======== SOURCE DATA ========

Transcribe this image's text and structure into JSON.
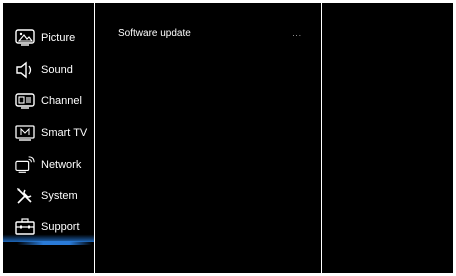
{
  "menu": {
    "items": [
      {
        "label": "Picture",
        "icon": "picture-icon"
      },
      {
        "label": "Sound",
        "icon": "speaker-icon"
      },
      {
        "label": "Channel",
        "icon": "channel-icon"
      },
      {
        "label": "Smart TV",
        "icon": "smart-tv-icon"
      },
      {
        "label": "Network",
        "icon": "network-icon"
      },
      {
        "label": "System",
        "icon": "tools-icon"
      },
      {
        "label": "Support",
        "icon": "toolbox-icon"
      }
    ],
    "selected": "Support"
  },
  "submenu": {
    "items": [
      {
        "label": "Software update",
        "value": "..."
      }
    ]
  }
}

========

Write every entry out again exactly, dropping the pictures.

(RESULT):
Transcribe this image's text and structure into JSON.
{
  "menu": {
    "items": [
      {
        "label": "Picture",
        "icon": "picture-icon"
      },
      {
        "label": "Sound",
        "icon": "speaker-icon"
      },
      {
        "label": "Channel",
        "icon": "channel-icon"
      },
      {
        "label": "Smart TV",
        "icon": "smart-tv-icon"
      },
      {
        "label": "Network",
        "icon": "network-icon"
      },
      {
        "label": "System",
        "icon": "tools-icon"
      },
      {
        "label": "Support",
        "icon": "toolbox-icon"
      }
    ],
    "selected": "Support"
  },
  "submenu": {
    "items": [
      {
        "label": "Software update",
        "value": "..."
      }
    ]
  }
}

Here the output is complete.